Collected data:
^^^^

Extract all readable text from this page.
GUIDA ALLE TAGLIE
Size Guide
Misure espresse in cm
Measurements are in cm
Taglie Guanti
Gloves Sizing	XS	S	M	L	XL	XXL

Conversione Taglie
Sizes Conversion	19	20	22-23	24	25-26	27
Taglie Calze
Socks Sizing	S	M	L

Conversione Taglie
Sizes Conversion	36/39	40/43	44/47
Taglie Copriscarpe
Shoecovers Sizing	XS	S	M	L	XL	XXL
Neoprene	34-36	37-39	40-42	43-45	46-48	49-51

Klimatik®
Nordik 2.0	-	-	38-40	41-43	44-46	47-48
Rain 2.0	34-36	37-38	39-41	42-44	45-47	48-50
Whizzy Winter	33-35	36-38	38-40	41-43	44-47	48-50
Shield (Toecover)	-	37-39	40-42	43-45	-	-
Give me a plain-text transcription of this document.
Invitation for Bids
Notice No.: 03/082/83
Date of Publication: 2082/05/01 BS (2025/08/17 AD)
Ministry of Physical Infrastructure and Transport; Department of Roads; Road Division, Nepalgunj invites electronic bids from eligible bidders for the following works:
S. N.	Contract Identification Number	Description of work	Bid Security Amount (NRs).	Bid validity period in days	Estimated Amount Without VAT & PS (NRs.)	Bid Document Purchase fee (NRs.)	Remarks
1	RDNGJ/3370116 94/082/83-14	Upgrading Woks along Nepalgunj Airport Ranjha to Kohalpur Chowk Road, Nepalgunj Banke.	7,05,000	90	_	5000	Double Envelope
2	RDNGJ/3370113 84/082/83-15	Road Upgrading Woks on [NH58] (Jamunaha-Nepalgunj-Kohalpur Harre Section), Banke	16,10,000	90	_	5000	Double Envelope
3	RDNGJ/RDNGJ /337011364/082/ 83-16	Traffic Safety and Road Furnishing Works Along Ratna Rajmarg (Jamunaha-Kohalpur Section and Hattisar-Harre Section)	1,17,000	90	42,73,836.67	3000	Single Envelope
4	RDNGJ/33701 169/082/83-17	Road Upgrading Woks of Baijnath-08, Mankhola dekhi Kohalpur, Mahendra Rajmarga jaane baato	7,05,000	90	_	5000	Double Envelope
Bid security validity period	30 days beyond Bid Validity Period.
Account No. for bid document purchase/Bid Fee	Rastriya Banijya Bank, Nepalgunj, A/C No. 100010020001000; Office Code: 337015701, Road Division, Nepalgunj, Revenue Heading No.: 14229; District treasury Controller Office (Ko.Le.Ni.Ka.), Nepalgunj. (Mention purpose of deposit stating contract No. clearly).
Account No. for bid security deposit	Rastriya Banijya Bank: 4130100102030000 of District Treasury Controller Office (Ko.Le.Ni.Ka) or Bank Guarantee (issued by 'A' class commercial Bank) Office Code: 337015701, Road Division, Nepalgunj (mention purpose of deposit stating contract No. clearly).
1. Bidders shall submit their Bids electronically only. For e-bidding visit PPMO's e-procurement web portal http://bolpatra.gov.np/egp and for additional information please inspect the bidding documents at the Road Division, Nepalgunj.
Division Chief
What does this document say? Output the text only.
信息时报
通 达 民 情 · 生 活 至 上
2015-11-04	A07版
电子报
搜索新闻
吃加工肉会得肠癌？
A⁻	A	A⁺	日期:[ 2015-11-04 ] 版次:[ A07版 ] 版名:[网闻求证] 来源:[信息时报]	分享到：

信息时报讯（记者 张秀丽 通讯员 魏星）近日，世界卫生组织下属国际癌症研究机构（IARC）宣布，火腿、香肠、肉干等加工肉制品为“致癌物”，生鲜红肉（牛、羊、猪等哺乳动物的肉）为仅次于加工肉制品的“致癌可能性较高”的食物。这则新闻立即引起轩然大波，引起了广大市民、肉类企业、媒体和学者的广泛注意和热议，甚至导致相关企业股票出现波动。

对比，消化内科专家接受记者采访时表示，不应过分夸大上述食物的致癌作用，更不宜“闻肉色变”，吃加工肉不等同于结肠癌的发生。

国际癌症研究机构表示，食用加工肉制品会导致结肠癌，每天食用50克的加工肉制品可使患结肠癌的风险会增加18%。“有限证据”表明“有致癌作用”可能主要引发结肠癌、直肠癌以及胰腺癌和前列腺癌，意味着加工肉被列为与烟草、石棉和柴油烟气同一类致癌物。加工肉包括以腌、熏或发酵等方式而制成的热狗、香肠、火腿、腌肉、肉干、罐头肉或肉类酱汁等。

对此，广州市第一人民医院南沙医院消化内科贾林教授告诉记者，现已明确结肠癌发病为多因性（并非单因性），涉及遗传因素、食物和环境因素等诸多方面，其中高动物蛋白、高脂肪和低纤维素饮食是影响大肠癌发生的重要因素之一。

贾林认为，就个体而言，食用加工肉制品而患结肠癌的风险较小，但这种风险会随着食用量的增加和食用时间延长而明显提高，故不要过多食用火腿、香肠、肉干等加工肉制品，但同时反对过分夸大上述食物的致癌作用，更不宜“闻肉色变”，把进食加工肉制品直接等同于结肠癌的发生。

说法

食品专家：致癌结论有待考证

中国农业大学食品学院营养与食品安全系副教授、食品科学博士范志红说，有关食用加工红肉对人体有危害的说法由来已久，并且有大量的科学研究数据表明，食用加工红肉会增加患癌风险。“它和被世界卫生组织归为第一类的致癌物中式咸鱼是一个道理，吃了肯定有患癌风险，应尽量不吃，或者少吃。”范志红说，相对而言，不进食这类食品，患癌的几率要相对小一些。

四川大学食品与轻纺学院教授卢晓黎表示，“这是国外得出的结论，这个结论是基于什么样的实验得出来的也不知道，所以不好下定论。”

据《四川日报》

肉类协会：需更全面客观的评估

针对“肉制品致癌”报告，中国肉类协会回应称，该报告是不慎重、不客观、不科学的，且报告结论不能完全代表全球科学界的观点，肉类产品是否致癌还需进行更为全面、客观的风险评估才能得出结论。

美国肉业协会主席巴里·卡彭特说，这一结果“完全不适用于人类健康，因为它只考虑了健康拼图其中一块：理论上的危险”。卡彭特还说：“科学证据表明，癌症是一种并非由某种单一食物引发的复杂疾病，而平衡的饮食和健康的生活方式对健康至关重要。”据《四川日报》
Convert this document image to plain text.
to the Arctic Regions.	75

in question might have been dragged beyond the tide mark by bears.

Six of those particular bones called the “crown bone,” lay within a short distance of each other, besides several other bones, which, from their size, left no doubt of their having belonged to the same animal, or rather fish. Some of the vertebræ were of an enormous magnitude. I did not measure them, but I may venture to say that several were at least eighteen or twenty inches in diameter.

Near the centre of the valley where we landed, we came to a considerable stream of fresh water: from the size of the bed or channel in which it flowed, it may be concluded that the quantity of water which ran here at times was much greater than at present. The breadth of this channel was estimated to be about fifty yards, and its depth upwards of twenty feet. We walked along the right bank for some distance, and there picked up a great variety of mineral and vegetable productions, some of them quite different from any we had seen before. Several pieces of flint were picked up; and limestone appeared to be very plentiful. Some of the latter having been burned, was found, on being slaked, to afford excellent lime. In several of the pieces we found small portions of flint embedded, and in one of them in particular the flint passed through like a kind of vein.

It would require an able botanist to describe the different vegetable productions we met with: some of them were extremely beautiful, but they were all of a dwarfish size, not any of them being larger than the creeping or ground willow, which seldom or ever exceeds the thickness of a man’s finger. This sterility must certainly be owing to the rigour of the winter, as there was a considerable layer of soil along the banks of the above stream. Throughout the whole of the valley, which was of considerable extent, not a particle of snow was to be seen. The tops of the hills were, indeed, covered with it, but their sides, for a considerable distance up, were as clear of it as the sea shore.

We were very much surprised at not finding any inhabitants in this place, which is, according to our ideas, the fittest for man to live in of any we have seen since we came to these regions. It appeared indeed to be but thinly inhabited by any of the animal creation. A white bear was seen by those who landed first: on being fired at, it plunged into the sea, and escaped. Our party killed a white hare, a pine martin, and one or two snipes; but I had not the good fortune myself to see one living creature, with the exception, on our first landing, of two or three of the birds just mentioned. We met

^^^^

Set task:
Return only those lines of the records that contain the string "Harre".

Solution below:
2	RDNGJ/3370113 84/082/83-15	Road Upgrading Woks on [NH58] (Jamunaha-Nepalgunj-Kohalpur Harre Section), Banke	16,10,000	90	_	5000	Double Envelope
3	RDNGJ/RDNGJ /337011364/082/ 83-16	Traffic Safety and Road Furnishing Works Along Ratna Rajmarg (Jamunaha-Kohalpur Section and Hattisar-Harre Section)	1,17,000	90	42,73,836.67	3000	Single Envelope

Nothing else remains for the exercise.